Tecnologia e funcionalidade: um equilíbrio delicado

O minimalismo tecnológico vem moldando o setor automotivo, mas nem sempre de forma positiva. Elementos básicos como botões físicos e janelas manuais estão sendo substituídos por funções digitais, o que pode complicar a experiência dos motoristas.

Problemas em sistemas digitais, como os vistos na Tesla e Polestar, destacam os riscos de confiar unicamente na tecnologia. Desde janelas que não abrem em emergências até falhas em comandos essenciais, os exemplos são preocupantes.

A aposta da Jaguar reflete essa tendência, priorizando design e inovação, mas com o potencial de sacrificar a praticidade.

 

Uma reinvenção em tempos desafiadores

A Jaguar, que já foi um ícone do luxo britânico, enfrenta tempos difíceis. As vendas globais caíram de 180 mil unidades em 2018 para apenas 67 mil em 2023. Como resposta, a marca anunciou em 2021 sua transição para veículos totalmente elétricos, planejada para 2025.

ENTRADAS FORNECIDAS:
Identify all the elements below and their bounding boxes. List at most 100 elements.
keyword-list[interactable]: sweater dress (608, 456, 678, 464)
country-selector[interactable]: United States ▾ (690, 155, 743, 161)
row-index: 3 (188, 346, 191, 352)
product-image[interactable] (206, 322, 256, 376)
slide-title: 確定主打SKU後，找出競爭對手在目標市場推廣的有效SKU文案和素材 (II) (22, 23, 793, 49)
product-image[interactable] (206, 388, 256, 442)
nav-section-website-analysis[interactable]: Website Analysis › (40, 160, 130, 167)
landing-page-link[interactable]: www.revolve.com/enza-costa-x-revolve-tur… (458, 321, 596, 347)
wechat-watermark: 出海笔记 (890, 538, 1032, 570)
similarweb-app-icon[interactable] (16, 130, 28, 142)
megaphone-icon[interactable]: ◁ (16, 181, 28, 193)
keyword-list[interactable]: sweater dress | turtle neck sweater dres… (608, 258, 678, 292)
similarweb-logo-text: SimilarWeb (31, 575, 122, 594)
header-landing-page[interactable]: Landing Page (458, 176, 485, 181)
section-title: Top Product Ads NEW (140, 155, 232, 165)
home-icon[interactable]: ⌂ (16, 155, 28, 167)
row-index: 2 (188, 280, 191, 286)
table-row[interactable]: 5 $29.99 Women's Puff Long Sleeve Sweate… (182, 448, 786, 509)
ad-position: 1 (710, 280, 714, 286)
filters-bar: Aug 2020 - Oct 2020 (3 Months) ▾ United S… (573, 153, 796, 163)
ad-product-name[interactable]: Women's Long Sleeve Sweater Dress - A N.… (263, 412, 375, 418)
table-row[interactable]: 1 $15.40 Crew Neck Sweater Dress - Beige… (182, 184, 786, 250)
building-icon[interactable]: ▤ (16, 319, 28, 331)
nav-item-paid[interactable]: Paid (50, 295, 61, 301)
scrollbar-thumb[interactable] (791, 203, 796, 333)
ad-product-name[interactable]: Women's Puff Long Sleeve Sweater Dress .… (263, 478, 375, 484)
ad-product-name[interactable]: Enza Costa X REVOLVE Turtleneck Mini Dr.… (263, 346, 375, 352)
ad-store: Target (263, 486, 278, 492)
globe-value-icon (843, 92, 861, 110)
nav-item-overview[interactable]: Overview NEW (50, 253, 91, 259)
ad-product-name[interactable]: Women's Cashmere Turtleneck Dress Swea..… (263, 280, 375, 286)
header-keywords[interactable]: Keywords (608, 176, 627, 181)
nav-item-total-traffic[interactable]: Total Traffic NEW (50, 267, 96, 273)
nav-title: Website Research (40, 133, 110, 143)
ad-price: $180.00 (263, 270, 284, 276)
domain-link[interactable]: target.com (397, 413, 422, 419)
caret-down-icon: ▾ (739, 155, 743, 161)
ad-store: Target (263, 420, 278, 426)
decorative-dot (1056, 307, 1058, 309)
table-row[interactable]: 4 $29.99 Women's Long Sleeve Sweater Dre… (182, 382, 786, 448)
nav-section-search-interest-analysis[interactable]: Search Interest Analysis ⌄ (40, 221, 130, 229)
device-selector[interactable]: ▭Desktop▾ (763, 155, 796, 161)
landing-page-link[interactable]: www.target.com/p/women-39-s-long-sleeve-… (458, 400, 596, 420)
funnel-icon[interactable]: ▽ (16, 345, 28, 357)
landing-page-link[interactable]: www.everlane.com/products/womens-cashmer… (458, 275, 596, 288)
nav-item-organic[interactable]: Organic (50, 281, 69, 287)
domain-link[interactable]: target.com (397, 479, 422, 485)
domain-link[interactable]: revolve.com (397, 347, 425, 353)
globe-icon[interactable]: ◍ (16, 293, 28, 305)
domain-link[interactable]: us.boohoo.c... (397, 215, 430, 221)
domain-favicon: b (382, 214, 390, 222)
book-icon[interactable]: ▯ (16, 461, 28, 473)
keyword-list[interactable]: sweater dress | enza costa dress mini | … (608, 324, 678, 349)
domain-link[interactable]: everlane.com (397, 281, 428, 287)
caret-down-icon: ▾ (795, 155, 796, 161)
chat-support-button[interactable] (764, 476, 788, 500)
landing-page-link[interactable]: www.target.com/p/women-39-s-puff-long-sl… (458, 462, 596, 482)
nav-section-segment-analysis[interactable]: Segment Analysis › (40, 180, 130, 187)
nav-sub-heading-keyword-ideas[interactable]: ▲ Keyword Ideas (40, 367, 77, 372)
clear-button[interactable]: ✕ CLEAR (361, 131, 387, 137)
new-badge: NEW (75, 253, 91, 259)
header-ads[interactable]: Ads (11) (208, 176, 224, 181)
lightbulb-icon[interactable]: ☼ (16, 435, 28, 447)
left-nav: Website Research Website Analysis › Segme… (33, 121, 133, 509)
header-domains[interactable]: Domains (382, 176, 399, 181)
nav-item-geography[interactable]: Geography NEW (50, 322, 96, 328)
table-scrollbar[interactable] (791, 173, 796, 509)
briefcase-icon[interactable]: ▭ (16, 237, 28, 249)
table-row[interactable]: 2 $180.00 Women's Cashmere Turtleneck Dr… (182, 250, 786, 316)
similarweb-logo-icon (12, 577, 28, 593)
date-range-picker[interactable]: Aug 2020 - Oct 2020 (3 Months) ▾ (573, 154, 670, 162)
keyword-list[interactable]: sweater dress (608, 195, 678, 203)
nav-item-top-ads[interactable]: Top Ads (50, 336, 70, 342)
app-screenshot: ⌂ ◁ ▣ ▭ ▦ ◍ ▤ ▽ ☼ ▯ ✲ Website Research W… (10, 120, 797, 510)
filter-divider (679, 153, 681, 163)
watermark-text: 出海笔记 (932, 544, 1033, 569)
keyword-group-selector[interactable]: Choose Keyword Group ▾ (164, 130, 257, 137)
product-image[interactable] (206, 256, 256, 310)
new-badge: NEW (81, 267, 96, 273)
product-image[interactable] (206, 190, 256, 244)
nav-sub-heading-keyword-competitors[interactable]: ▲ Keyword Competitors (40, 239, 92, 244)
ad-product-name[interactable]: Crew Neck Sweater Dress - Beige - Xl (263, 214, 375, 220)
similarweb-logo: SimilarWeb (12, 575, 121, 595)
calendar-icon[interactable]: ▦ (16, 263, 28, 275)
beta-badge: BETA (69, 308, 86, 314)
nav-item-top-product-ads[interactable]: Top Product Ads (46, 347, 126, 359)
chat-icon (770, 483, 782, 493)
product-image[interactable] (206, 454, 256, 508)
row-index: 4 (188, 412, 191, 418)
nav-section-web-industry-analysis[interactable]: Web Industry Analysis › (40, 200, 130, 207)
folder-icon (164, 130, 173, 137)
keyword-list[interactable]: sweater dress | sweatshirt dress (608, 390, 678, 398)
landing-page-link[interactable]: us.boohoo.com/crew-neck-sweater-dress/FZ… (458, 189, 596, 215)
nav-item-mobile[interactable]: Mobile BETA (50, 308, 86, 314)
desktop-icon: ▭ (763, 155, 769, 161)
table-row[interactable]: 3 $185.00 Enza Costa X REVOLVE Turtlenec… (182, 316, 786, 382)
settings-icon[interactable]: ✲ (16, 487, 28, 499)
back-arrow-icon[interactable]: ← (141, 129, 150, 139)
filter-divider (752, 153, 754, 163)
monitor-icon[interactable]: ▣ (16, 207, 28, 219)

TAREFAS A REALIZAR:
a: Liste todos os anos citados no texto sobre a Jaguar.
b: Diga se cada afirmação concorda com o texto sobre a Jaguar. Responda sim ou não e cite as palavras do texto que decidem.
(i) As vendas globais da Jaguar caíram para 67 mil unidades em 2023.
(ii) A Jaguar anunciou em 2025 a sua transição para veículos elétricos.
(iii) As funções digitais estão sendo trocadas por botões físicos.
c: Retome o texto sobre a Jaguar a partir do ponto em que ele para.

RESPOSTAS DAS TAREFAS:
a: 2018, 2023, 2021, 2025

b:
(i) Sim: "As vendas globais caíram de 180 mil unidades em 2018 para apenas 67 mil em 2023."
(ii) Não: "a marca anunciou em 2021 sua transição para veículos totalmente elétricos, planejada para 2025."
(iii) Não: "Elementos básicos como botões físicos e janelas manuais estão sendo substituídos por funções digitais"

c:
Inspirando-se no sucesso da Tesla, a Jaguar busca se reposicionar como uma referência no mercado de carros elétricos premium. Contudo, a ênfase no design, mais do que na funcionalidade, atrai críticas e questionamentos sobre sua eficácia em atrair o público tradicional.

Inovação ou exagero?

O novo design da Jaguar polariza opiniões. Com linhas quadradas, cores suaves e referências a muscle cars americanos, o modelo parece mais um apelo visual do que uma revolução prática. Para alguns, é uma visão de futuro; para outros, um símbolo de status vazio.

Será que essa abordagem radical devolverá à Jaguar sua posição de prestígio ou alienará ainda mais seus fãs? O mercado será o juiz final dessa ousada aposta elétrica.